(Records from a data collection)

╭──

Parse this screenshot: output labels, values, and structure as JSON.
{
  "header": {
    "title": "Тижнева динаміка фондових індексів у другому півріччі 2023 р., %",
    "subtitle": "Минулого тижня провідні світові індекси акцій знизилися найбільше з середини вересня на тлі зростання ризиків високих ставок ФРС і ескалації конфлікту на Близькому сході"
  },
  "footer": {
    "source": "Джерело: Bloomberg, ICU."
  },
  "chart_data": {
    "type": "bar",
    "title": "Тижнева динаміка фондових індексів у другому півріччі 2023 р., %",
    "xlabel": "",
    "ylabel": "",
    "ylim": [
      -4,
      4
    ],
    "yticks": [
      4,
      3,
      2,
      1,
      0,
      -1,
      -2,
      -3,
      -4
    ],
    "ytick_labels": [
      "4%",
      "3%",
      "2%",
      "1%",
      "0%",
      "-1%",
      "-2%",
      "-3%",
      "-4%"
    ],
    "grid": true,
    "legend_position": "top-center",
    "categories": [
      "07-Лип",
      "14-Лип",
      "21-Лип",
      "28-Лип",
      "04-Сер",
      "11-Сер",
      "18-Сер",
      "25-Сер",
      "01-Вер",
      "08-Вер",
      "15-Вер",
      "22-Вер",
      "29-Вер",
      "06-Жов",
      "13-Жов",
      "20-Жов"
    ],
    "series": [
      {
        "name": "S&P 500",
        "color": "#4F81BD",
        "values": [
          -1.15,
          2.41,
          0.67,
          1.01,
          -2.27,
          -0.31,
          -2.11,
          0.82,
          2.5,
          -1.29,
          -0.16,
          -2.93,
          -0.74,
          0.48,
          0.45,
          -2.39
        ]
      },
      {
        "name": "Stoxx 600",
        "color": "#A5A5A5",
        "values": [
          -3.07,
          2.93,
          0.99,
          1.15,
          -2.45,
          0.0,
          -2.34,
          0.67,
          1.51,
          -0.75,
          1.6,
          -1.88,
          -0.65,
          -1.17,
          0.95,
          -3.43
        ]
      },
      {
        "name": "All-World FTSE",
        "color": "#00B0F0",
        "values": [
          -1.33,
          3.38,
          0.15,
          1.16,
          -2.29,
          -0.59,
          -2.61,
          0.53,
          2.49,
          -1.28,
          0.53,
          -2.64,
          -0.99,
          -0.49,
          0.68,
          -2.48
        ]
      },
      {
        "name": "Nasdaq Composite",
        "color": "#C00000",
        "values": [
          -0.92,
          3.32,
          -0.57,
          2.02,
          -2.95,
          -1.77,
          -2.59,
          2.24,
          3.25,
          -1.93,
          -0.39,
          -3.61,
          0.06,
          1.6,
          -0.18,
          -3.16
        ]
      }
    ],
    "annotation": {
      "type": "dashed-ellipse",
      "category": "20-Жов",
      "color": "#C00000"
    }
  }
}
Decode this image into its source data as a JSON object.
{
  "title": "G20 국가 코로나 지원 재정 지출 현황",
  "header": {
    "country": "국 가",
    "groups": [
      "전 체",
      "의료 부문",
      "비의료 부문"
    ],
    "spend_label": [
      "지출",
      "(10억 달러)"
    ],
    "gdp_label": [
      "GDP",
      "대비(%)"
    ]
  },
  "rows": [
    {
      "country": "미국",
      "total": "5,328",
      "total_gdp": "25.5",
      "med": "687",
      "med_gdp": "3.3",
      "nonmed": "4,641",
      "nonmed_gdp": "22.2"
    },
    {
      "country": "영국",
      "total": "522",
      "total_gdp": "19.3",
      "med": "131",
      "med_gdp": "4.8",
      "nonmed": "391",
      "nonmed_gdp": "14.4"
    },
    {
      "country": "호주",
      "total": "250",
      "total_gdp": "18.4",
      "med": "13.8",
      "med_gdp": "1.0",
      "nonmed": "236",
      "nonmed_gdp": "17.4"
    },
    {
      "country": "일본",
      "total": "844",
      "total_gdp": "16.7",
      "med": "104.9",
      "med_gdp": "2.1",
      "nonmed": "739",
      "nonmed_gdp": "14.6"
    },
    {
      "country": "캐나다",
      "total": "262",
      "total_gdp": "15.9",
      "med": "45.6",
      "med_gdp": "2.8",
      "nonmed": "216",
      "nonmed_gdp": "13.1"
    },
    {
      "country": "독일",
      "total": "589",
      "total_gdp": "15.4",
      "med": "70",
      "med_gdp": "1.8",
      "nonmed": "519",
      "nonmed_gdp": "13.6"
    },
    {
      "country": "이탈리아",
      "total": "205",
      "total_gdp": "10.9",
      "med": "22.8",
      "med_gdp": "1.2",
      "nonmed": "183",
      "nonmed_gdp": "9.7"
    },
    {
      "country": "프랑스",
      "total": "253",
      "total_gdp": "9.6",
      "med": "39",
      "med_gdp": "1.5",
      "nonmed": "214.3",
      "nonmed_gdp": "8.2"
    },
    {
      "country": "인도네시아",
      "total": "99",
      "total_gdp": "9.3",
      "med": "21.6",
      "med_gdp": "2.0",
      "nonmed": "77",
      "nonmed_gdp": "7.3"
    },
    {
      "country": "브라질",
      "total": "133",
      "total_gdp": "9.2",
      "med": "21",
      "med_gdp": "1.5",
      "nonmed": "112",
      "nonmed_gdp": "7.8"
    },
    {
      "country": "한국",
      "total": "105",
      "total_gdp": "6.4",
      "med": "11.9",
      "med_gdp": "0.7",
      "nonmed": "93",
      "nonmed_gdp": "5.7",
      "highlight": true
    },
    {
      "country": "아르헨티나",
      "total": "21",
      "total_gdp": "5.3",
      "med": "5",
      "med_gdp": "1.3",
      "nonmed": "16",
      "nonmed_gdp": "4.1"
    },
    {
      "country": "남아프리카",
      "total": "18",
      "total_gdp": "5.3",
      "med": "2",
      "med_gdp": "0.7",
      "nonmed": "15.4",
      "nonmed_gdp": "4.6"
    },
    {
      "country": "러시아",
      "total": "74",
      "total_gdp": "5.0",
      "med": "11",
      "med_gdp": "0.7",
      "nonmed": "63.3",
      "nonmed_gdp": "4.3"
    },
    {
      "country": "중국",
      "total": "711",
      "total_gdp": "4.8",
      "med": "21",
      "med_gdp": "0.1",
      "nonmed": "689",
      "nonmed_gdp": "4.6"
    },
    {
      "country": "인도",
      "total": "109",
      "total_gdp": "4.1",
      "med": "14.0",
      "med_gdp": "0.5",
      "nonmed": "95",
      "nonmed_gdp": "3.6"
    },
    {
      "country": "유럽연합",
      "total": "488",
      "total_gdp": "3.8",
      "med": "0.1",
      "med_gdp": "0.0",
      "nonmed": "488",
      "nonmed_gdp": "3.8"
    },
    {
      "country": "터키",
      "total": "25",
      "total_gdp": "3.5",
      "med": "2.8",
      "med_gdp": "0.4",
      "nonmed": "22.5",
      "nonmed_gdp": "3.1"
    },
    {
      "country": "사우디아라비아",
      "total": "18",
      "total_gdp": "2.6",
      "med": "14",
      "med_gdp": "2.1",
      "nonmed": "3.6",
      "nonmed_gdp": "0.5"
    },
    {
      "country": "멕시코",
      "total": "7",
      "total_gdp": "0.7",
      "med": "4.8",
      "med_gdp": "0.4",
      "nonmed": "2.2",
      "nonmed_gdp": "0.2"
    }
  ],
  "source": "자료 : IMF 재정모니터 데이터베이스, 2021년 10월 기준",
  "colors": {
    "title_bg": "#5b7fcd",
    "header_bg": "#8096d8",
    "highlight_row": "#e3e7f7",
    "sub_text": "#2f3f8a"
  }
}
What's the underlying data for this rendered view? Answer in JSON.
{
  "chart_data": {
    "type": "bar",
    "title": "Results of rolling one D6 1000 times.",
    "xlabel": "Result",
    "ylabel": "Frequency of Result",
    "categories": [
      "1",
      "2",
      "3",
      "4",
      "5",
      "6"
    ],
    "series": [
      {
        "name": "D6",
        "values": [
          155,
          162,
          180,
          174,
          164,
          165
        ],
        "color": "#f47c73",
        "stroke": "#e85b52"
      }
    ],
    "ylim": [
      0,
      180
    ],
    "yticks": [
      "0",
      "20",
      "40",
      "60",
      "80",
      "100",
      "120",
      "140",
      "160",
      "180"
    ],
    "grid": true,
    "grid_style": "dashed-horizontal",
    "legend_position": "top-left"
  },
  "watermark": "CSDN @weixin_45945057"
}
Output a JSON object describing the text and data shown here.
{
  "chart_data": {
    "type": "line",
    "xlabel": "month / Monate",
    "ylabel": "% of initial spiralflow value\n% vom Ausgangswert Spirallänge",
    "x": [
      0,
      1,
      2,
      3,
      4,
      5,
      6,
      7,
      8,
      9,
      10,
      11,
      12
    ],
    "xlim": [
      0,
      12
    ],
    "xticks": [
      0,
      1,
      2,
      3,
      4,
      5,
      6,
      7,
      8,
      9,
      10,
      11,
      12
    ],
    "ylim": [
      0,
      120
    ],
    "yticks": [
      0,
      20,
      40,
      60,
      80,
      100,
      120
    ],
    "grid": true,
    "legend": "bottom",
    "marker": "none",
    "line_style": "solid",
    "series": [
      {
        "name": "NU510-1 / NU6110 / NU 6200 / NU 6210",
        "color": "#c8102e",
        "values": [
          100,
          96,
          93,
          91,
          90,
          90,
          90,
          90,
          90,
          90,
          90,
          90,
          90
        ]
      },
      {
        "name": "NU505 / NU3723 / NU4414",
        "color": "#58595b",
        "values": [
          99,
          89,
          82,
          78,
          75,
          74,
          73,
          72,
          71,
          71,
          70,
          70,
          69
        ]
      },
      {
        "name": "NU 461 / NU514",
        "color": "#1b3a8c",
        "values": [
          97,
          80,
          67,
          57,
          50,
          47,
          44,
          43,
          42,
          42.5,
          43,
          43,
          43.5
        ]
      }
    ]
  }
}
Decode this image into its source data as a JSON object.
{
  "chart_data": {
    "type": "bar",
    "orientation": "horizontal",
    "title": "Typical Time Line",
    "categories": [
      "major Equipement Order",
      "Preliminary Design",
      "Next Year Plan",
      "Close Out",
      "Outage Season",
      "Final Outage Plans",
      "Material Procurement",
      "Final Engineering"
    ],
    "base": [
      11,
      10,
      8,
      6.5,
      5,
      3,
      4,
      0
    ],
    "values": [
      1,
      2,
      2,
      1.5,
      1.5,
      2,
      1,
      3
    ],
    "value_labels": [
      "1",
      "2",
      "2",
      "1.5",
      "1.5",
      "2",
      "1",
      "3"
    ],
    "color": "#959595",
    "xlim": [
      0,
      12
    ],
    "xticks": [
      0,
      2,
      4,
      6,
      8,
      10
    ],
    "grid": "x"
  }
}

╰──

Identify each line containing the string "source" and copy it out.

    "source": "Джерело: Bloomberg, ICU."
Decode this image into its source data as a JSON object.
  "source": "자료 : IMF 재정모니터 데이터베이스, 2021년 10월 기준",
Decode this image into its source data as a JSON object.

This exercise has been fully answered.